INSTRUCTION
Output all the material that follows, exactly as given.

DATASET EXCERPTS
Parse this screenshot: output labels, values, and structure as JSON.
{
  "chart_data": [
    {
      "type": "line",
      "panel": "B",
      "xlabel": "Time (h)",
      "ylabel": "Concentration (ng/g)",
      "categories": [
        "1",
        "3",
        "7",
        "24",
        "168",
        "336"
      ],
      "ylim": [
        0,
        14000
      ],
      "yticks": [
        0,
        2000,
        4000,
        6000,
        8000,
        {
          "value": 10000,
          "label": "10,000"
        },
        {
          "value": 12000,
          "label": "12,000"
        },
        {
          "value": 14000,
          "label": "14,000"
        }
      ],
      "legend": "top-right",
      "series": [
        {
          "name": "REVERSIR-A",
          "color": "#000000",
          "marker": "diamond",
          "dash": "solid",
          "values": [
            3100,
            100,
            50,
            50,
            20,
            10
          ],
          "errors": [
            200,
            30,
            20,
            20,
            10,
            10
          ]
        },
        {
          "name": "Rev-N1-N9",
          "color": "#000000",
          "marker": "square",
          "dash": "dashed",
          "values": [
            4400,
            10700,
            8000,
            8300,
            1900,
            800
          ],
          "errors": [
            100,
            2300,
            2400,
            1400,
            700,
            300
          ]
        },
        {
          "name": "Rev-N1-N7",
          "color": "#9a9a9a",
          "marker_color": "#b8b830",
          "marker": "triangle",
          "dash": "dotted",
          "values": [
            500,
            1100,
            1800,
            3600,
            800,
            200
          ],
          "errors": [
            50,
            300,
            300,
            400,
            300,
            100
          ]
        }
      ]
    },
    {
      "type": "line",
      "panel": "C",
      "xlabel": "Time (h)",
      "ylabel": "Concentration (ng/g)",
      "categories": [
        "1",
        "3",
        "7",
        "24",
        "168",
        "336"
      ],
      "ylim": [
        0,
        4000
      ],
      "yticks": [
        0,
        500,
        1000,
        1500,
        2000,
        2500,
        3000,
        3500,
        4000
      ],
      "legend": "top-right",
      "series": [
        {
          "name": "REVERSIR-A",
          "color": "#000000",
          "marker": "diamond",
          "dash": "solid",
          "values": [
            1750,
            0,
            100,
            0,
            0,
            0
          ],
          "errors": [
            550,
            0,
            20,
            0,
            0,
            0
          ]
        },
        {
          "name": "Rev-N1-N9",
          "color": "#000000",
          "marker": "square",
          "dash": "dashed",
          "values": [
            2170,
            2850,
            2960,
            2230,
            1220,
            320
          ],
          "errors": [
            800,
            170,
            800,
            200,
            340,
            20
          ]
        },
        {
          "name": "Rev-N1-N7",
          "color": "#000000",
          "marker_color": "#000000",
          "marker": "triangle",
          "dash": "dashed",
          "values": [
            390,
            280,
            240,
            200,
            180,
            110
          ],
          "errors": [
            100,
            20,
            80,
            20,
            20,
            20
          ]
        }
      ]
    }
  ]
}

EXERCISE RESULT
Parse this screenshot: output labels, values, and structure as JSON.
{
  "chart_data": [
    {
      "type": "line",
      "panel": "B",
      "xlabel": "Time (h)",
      "ylabel": "Concentration (ng/g)",
      "categories": [
        "1",
        "3",
        "7",
        "24",
        "168",
        "336"
      ],
      "ylim": [
        0,
        14000
      ],
      "yticks": [
        0,
        2000,
        4000,
        6000,
        8000,
        {
          "value": 10000,
          "label": "10,000"
        },
        {
          "value": 12000,
          "label": "12,000"
        },
        {
          "value": 14000,
          "label": "14,000"
        }
      ],
      "legend": "top-right",
      "series": [
        {
          "name": "REVERSIR-A",
          "color": "#000000",
          "marker": "diamond",
          "dash": "solid",
          "values": [
            3100,
            100,
            50,
            50,
            20,
            10
          ],
          "errors": [
            200,
            30,
            20,
            20,
            10,
            10
          ]
        },
        {
          "name": "Rev-N1-N9",
          "color": "#000000",
          "marker": "square",
          "dash": "dashed",
          "values": [
            4400,
            10700,
            8000,
            8300,
            1900,
            800
          ],
          "errors": [
            100,
            2300,
            2400,
            1400,
            700,
            300
          ]
        },
        {
          "name": "Rev-N1-N7",
          "color": "#9a9a9a",
          "marker_color": "#b8b830",
          "marker": "triangle",
          "dash": "dotted",
          "values": [
            500,
            1100,
            1800,
            3600,
            800,
            200
          ],
          "errors": [
            50,
            300,
            300,
            400,
            300,
            100
          ]
        }
      ]
    },
    {
      "type": "line",
      "panel": "C",
      "xlabel": "Time (h)",
      "ylabel": "Concentration (ng/g)",
      "categories": [
        "1",
        "3",
        "7",
        "24",
        "168",
        "336"
      ],
      "ylim": [
        0,
        4000
      ],
      "yticks": [
        0,
        500,
        1000,
        1500,
        2000,
        2500,
        3000,
        3500,
        4000
      ],
      "legend": "top-right",
      "series": [
        {
          "name": "REVERSIR-A",
          "color": "#000000",
          "marker": "diamond",
          "dash": "solid",
          "values": [
            1750,
            0,
            100,
            0,
            0,
            0
          ],
          "errors": [
            550,
            0,
            20,
            0,
            0,
            0
          ]
        },
        {
          "name": "Rev-N1-N9",
          "color": "#000000",
          "marker": "square",
          "dash": "dashed",
          "values": [
            2170,
            2850,
            2960,
            2230,
            1220,
            320
          ],
          "errors": [
            800,
            170,
            800,
            200,
            340,
            20
          ]
        },
        {
          "name": "Rev-N1-N7",
          "color": "#000000",
          "marker_color": "#000000",
          "marker": "triangle",
          "dash": "dashed",
          "values": [
            390,
            280,
            240,
            200,
            180,
            110
          ],
          "errors": [
            100,
            20,
            80,
            20,
            20,
            20
          ]
        }
      ]
    }
  ]
}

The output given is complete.